Problem statement:
Write every line out verbatim and omit the pictures.

Source data:
— start —
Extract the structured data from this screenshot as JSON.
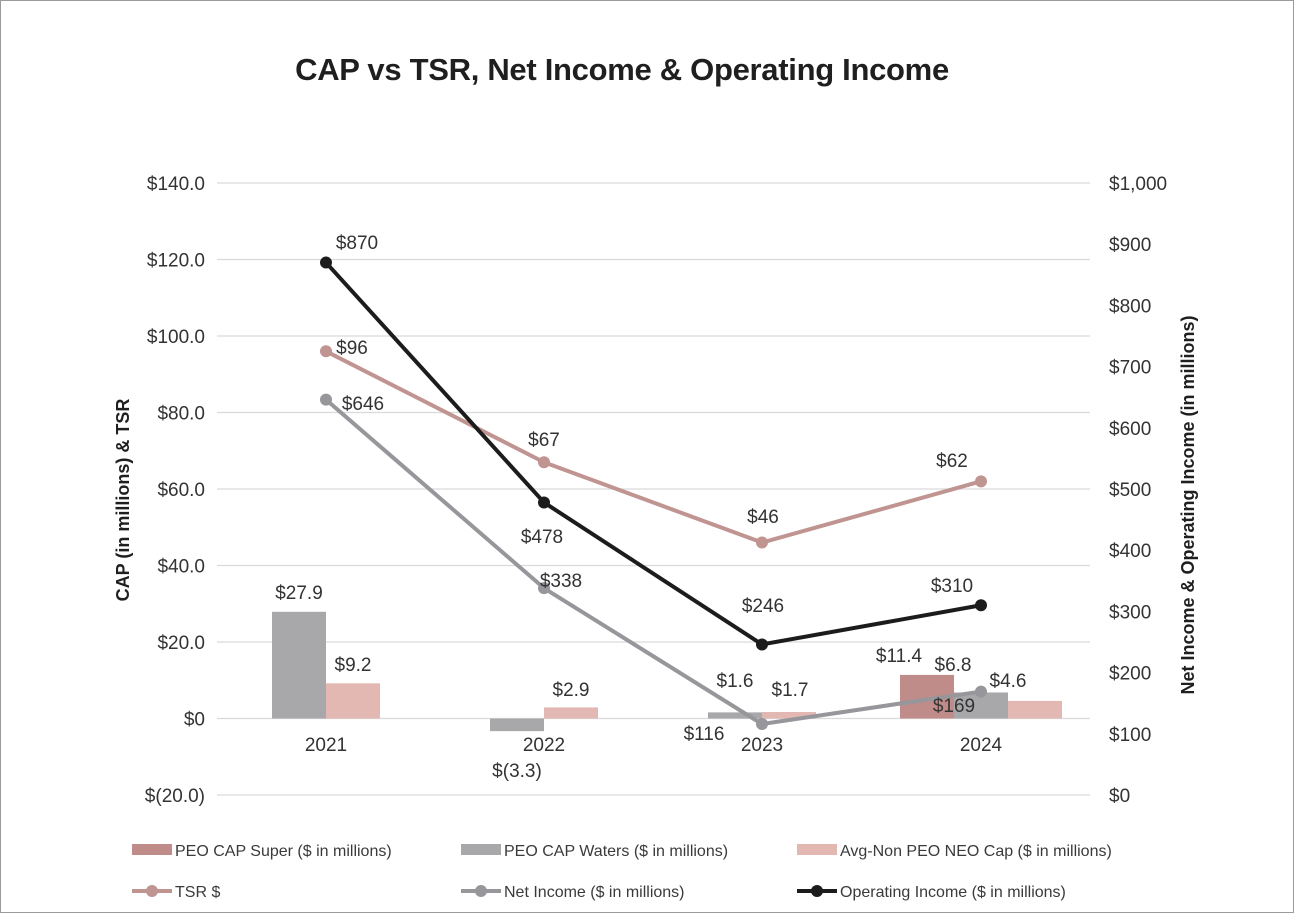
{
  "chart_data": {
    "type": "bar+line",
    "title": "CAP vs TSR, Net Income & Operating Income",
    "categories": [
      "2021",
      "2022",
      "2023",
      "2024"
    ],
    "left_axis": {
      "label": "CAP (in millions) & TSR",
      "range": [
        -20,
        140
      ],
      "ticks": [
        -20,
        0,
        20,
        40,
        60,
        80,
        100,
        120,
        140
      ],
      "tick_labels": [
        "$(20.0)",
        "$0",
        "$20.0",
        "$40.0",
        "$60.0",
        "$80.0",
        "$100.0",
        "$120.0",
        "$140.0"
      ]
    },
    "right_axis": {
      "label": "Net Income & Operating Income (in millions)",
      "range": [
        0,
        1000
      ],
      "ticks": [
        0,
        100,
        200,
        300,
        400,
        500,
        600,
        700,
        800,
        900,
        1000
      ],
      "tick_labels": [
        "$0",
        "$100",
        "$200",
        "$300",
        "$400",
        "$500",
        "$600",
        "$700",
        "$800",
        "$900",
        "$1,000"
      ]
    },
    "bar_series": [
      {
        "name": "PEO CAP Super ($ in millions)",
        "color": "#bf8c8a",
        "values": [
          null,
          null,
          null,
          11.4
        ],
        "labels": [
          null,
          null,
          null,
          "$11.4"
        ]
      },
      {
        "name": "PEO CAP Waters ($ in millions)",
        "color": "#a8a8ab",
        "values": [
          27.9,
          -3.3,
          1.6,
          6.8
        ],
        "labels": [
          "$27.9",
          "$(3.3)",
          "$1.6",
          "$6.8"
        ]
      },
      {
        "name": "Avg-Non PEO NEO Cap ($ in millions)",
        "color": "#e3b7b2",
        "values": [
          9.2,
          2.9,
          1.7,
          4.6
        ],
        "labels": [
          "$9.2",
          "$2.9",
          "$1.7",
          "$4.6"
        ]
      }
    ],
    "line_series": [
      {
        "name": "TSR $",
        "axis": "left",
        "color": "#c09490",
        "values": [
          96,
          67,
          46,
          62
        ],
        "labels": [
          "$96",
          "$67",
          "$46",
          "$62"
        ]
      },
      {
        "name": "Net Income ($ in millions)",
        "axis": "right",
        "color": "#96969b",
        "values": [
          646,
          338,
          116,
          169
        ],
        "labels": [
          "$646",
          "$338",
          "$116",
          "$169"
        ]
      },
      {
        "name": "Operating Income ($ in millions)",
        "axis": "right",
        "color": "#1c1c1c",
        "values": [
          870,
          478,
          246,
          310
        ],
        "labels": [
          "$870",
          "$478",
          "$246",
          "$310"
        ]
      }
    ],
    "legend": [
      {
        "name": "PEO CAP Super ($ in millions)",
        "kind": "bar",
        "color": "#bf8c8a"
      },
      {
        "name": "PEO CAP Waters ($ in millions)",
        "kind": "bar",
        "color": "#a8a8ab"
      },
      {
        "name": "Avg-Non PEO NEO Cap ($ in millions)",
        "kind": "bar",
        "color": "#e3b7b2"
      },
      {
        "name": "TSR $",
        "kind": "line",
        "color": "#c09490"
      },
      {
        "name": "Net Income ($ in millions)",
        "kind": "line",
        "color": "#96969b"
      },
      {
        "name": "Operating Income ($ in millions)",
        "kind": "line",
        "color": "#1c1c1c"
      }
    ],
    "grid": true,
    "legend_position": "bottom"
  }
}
— end —
Correct answer:
Extract the structured data from this screenshot as JSON.
{
  "chart_data": {
    "type": "bar+line",
    "title": "CAP vs TSR, Net Income & Operating Income",
    "categories": [
      "2021",
      "2022",
      "2023",
      "2024"
    ],
    "left_axis": {
      "label": "CAP (in millions) & TSR",
      "range": [
        -20,
        140
      ],
      "ticks": [
        -20,
        0,
        20,
        40,
        60,
        80,
        100,
        120,
        140
      ],
      "tick_labels": [
        "$(20.0)",
        "$0",
        "$20.0",
        "$40.0",
        "$60.0",
        "$80.0",
        "$100.0",
        "$120.0",
        "$140.0"
      ]
    },
    "right_axis": {
      "label": "Net Income & Operating Income (in millions)",
      "range": [
        0,
        1000
      ],
      "ticks": [
        0,
        100,
        200,
        300,
        400,
        500,
        600,
        700,
        800,
        900,
        1000
      ],
      "tick_labels": [
        "$0",
        "$100",
        "$200",
        "$300",
        "$400",
        "$500",
        "$600",
        "$700",
        "$800",
        "$900",
        "$1,000"
      ]
    },
    "bar_series": [
      {
        "name": "PEO CAP Super ($ in millions)",
        "color": "#bf8c8a",
        "values": [
          null,
          null,
          null,
          11.4
        ],
        "labels": [
          null,
          null,
          null,
          "$11.4"
        ]
      },
      {
        "name": "PEO CAP Waters ($ in millions)",
        "color": "#a8a8ab",
        "values": [
          27.9,
          -3.3,
          1.6,
          6.8
        ],
        "labels": [
          "$27.9",
          "$(3.3)",
          "$1.6",
          "$6.8"
        ]
      },
      {
        "name": "Avg-Non PEO NEO Cap ($ in millions)",
        "color": "#e3b7b2",
        "values": [
          9.2,
          2.9,
          1.7,
          4.6
        ],
        "labels": [
          "$9.2",
          "$2.9",
          "$1.7",
          "$4.6"
        ]
      }
    ],
    "line_series": [
      {
        "name": "TSR $",
        "axis": "left",
        "color": "#c09490",
        "values": [
          96,
          67,
          46,
          62
        ],
        "labels": [
          "$96",
          "$67",
          "$46",
          "$62"
        ]
      },
      {
        "name": "Net Income ($ in millions)",
        "axis": "right",
        "color": "#96969b",
        "values": [
          646,
          338,
          116,
          169
        ],
        "labels": [
          "$646",
          "$338",
          "$116",
          "$169"
        ]
      },
      {
        "name": "Operating Income ($ in millions)",
        "axis": "right",
        "color": "#1c1c1c",
        "values": [
          870,
          478,
          246,
          310
        ],
        "labels": [
          "$870",
          "$478",
          "$246",
          "$310"
        ]
      }
    ],
    "legend": [
      {
        "name": "PEO CAP Super ($ in millions)",
        "kind": "bar",
        "color": "#bf8c8a"
      },
      {
        "name": "PEO CAP Waters ($ in millions)",
        "kind": "bar",
        "color": "#a8a8ab"
      },
      {
        "name": "Avg-Non PEO NEO Cap ($ in millions)",
        "kind": "bar",
        "color": "#e3b7b2"
      },
      {
        "name": "TSR $",
        "kind": "line",
        "color": "#c09490"
      },
      {
        "name": "Net Income ($ in millions)",
        "kind": "line",
        "color": "#96969b"
      },
      {
        "name": "Operating Income ($ in millions)",
        "kind": "line",
        "color": "#1c1c1c"
      }
    ],
    "grid": true,
    "legend_position": "bottom"
  }
}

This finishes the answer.